§ Records for the exercise:
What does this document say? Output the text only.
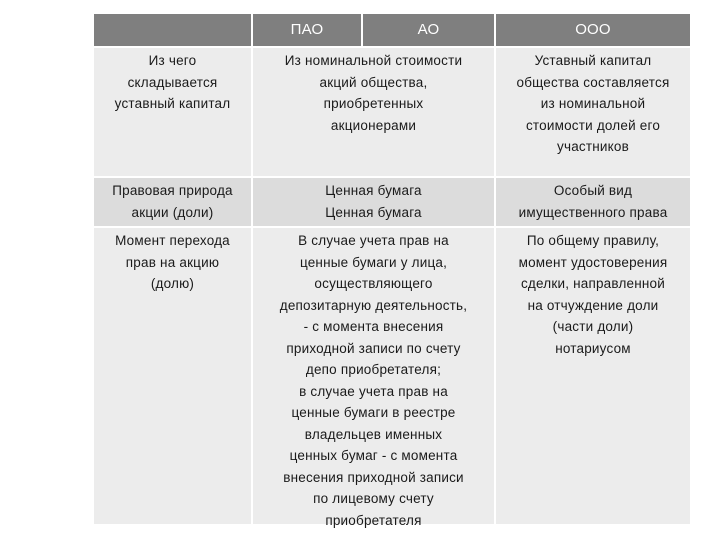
ПАО	АО	ООО
Из чего
складывается
уставный капитал
Из номинальной стоимости
акций общества,
приобретенных
акционерами
Уставный капитал
общества составляется
из номинальной
стоимости долей его
участников
Правовая природа
акции (доли)
Ценная бумага
Ценная бумага
Особый вид
имущественного права
Момент перехода
прав на акцию
(долю)
В случае учета прав на
ценные бумаги у лица,
осуществляющего
депозитарную деятельность,
- с момента внесения
приходной записи по счету
депо приобретателя;
в случае учета прав на
ценные бумаги в реестре
владельцев именных
ценных бумаг - с момента
внесения приходной записи
по лицевому счету
приобретателя
По общему правилу,
момент удостоверения
сделки, направленной
на отчуждение доли
(части доли)
нотариусом
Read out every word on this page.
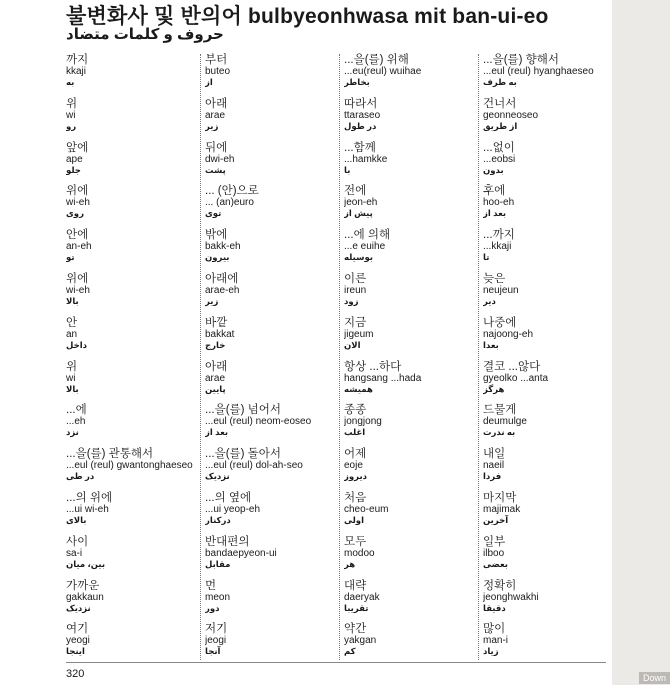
불변화사 및 반의어 bulbyeonhwasa mit ban-ui-eo
حروف و کلمات متضاد
까지
kkaji
به
위
wi
رو
앞에
ape
جلو
위에
wi-eh
روی
안에
an-eh
تو
위에
wi-eh
بالا
안
an
داخل
위
wi
بالا
...에
...eh
نزد
...을(를) 관통해서
...eul (reul) gwantonghaeseo
در طی
...의 위에
...ui wi-eh
بالای
사이
sa-i
بین، میان
가까운
gakkaun
نزدیک
여기
yeogi
اینجا
부터
buteo
از
아래
arae
زیر
뒤에
dwi-eh
پشت
... (안)으로
... (an)euro
توی
밖에
bakk-eh
بیرون
아래에
arae-eh
زیر
바깥
bakkat
خارج
아래
arae
پایین
...을(를) 넘어서
...eul (reul) neom-eoseo
بعد از
...을(를) 돌아서
...eul (reul) dol-ah-seo
نزدیک
...의 옆에
...ui yeop-eh
درکنار
반대편의
bandaepyeon-ui
مقابل
먼
meon
دور
저기
jeogi
آنجا
...을(를) 위해
...eu(reul) wuihae
بخاطر
따라서
ttaraseo
در طول
...함께
...hamkke
با
전에
jeon-eh
پیش از
...에 의해
...e euihe
بوسیله
이른
ireun
زود
지금
jigeum
الان
항상 ...하다
hangsang ...hada
همیشه
종종
jongjong
اغلب
어제
eoje
دیروز
처음
cheo-eum
اولی
모두
modoo
هر
대략
daeryak
تقریبا
약간
yakgan
کم
...을(를) 향해서
...eul (reul) hyanghaeseo
به طرف
건너서
geonneoseo
از طریق
...없이
...eobsi
بدون
후에
hoo-eh
بعد از
...까지
...kkaji
تا
늦은
neujeun
دیر
나중에
najoong-eh
بعدا
결코 ...않다
gyeolko ...anta
هرگز
드물게
deumulge
به ندرت
내일
naeil
فردا
마지막
majimak
آخرین
일부
ilboo
بعضی
정확히
jeonghwakhi
دقیقا
많이
man-i
زیاد
320	Down
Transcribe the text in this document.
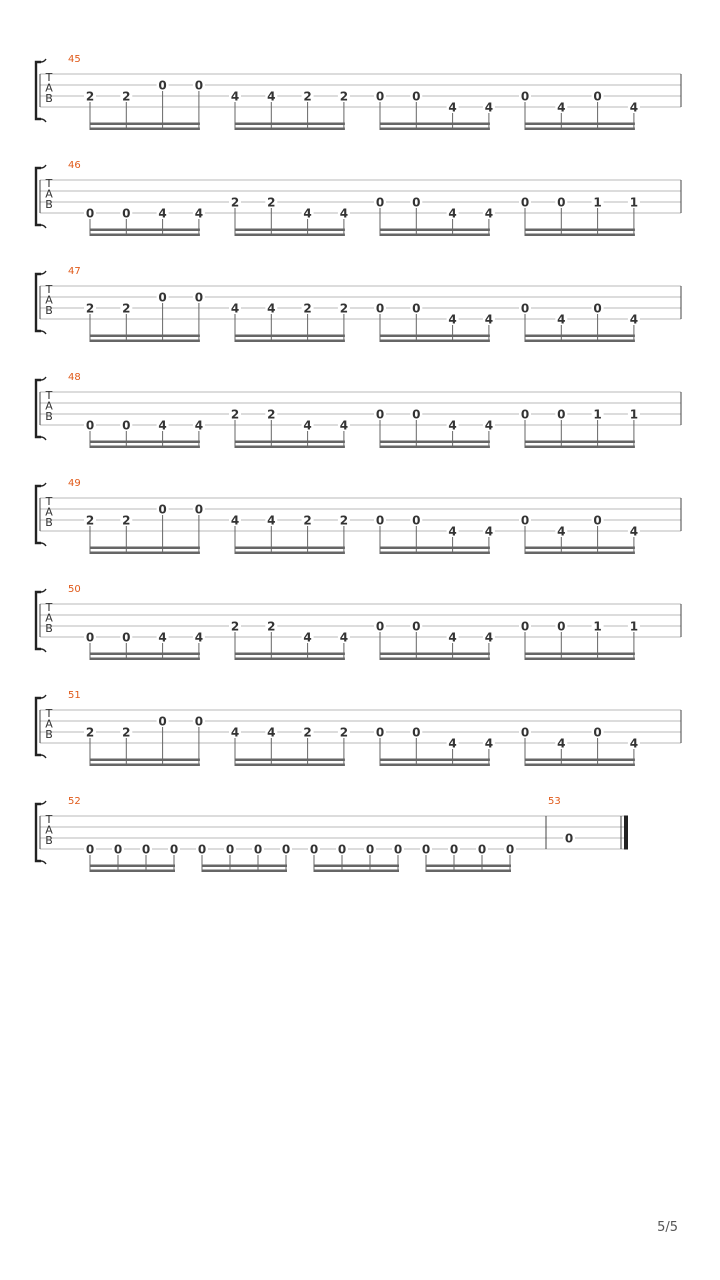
T
A
B
45
2 2
0 0
4 4 2 2 0 0
4 4
0
4
0
4
T
A
B
46
0 0 4 4
2 2
4 4
0 0
4 4
0 0 1 1
T
A
B
47
2 2
0 0
4 4 2 2 0 0
4 4
0
4
0
4
T
A
B
48
0 0 4 4
2 2
4 4
0 0
4 4
0 0 1 1
T
A
B
49
2 2
0 0
4 4 2 2 0 0
4 4
0
4
0
4
T
A
B
50
0 0 4 4
2 2
4 4
0 0
4 4
0 0 1 1
T
A
B
51
2 2
0 0
4 4 2 2 0 0
4 4
0
4
0
4
T
A
B
52	53
0 0 0 0 0 0 0 0 0 0 0 0 0 0 0 0
0
5/5
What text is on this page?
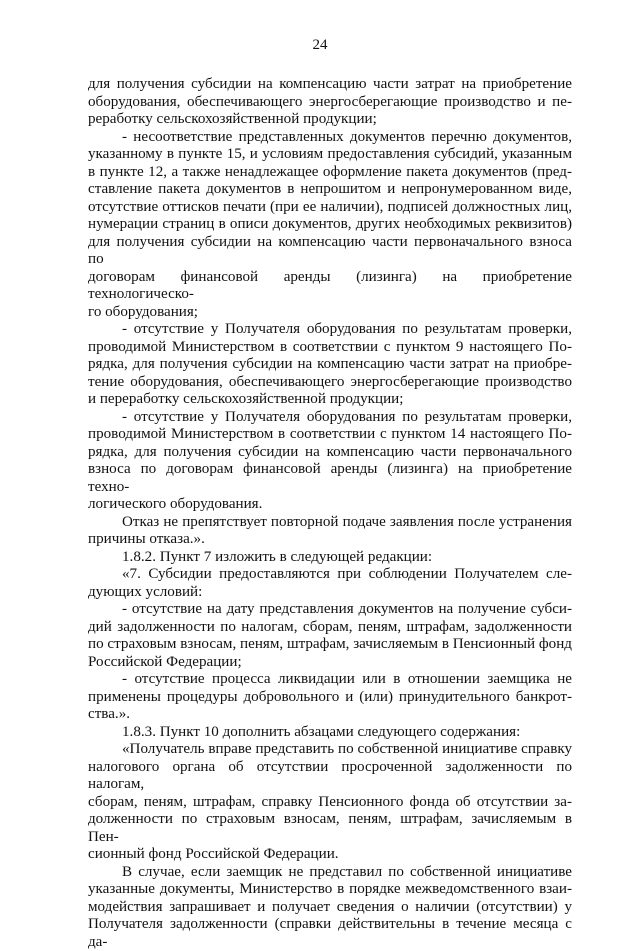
24

для получения субсидии на компенсацию части затрат на приобретение

оборудования, обеспечивающего энергосберегающие производство и пе-

реработку сельскохозяйственной продукции;

- несоответствие представленных документов перечню документов,

указанному в пункте 15, и условиям предоставления субсидий, указанным

в пункте 12, а также ненадлежащее оформление пакета документов (пред-

ставление пакета документов в непрошитом и непронумерованном виде,

отсутствие оттисков печати (при ее наличии), подписей должностных лиц,

нумерации страниц в описи документов, других необходимых реквизитов)

для получения субсидии на компенсацию части первоначального взноса по

договорам финансовой аренды (лизинга) на приобретение технологическо-

го оборудования;

- отсутствие у Получателя оборудования по результатам проверки,

проводимой Министерством в соответствии с пунктом 9 настоящего По-

рядка, для получения субсидии на компенсацию части затрат на приобре-

тение оборудования, обеспечивающего энергосберегающие производство

и переработку сельскохозяйственной продукции;

- отсутствие у Получателя оборудования по результатам проверки,

проводимой Министерством в соответствии с пунктом 14 настоящего По-

рядка, для получения субсидии на компенсацию части первоначального

взноса по договорам финансовой аренды (лизинга) на приобретение техно-

логического оборудования.

Отказ не препятствует повторной подаче заявления после устранения

причины отказа.».

1.8.2. Пункт 7 изложить в следующей редакции:

«7. Субсидии предоставляются при соблюдении Получателем сле-

дующих условий:

- отсутствие на дату представления документов на получение субси-

дий задолженности по налогам, сборам, пеням, штрафам, задолженности

по страховым взносам, пеням, штрафам, зачисляемым в Пенсионный фонд

Российской Федерации;

- отсутствие процесса ликвидации или в отношении заемщика не

применены процедуры добровольного и (или) принудительного банкрот-

ства.».

1.8.3. Пункт 10 дополнить абзацами следующего содержания:

«Получатель вправе представить по собственной инициативе справку

налогового органа об отсутствии просроченной задолженности по налогам,

сборам, пеням, штрафам, справку Пенсионного фонда об отсутствии за-

долженности по страховым взносам, пеням, штрафам, зачисляемым в Пен-

сионный фонд Российской Федерации.

В случае, если заемщик не представил по собственной инициативе

указанные документы, Министерство в порядке межведомственного взаи-

модействия запрашивает и получает сведения о наличии (отсутствии) у

Получателя задолженности (справки действительны в течение месяца с да-
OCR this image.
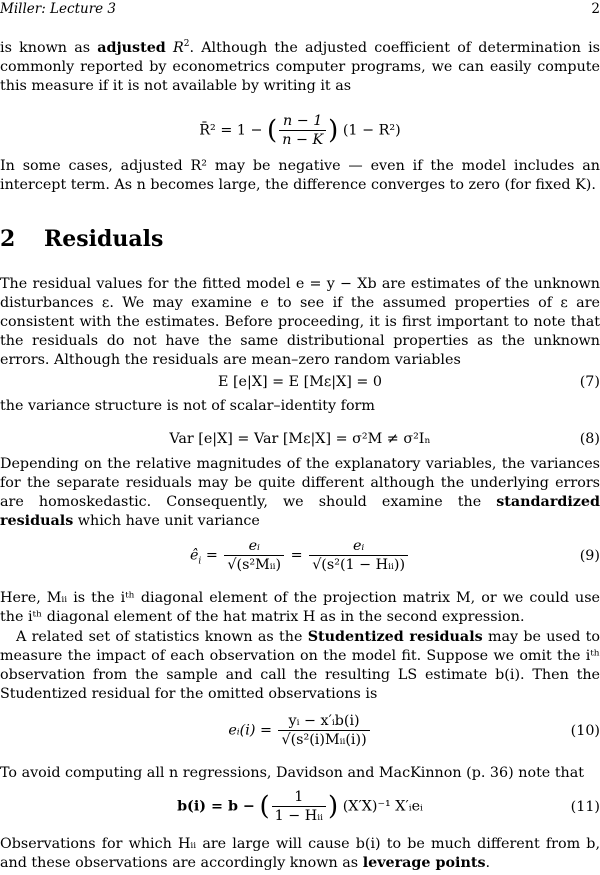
Miller: Lecture 3	2
is known as adjusted $R^2$. Although the adjusted coefficient of determination is commonly reported by econometrics computer programs, we can easily compute this measure if it is not available by writing it as
R̄² = 1 − ( $\frac{n - 1}{n - K}$ ) (1 − R²)
In some cases, adjusted R² may be negative — even if the model includes an intercept term. As n becomes large, the difference converges to zero (for fixed K).
2 Residuals
The residual values for the fitted model e = y − Xb are estimates of the unknown disturbances ε. We may examine e to see if the assumed properties of ε are consistent with the estimates. Before proceeding, it is first important to note that the residuals do not have the same distributional properties as the unknown errors. Although the residuals are mean–zero random variables
E [e|X] = E [Mε|X] = 0	(7)
the variance structure is not of scalar–identity form
Var [e|X] = Var [Mε|X] = σ²M ≠ σ²Iₙ	(8)
Depending on the relative magnitudes of the explanatory variables, the variances for the separate residuals may be quite different although the underlying errors are homoskedastic. Consequently, we should examine the standardized residuals which have unit variance
$ê_i = \frac{\text{eᵢ}}{\text{√(s²Mᵢᵢ)}} = \frac{\text{eᵢ}}{\text{√(s²(1 − Hᵢᵢ))}}$	(9)
Here, Mᵢᵢ is the iᵗʰ diagonal element of the projection matrix M, or we could use the iᵗʰ diagonal element of the hat matrix H as in the second expression.
A related set of statistics known as the Studentized residuals may be used to measure the impact of each observation on the model fit. Suppose we omit the iᵗʰ observation from the sample and call the resulting LS estimate b(i). Then the Studentized residual for the omitted observations is
eᵢ(i) = $\frac{\text{yᵢ − x′ᵢb(i)}}{\text{√(s²(i)Mᵢᵢ(i))}}$	(10)
To avoid computing all n regressions, Davidson and MacKinnon (p. 36) note that
b(i) = b − ( $\frac{1}{\text{1 − Hᵢᵢ}}$ ) (X′X)⁻¹ X′ᵢeᵢ	(11)
Observations for which Hᵢᵢ are large will cause b(i) to be much different from b, and these observations are accordingly known as leverage points.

§ Stated exercise: Identify and extract each line of the listing that contains "настоящего".

§ Exercise result:
проводимой Министерством в соответствии с пунктом 9 настоящего По-
проводимой Министерством в соответствии с пунктом 14 настоящего По-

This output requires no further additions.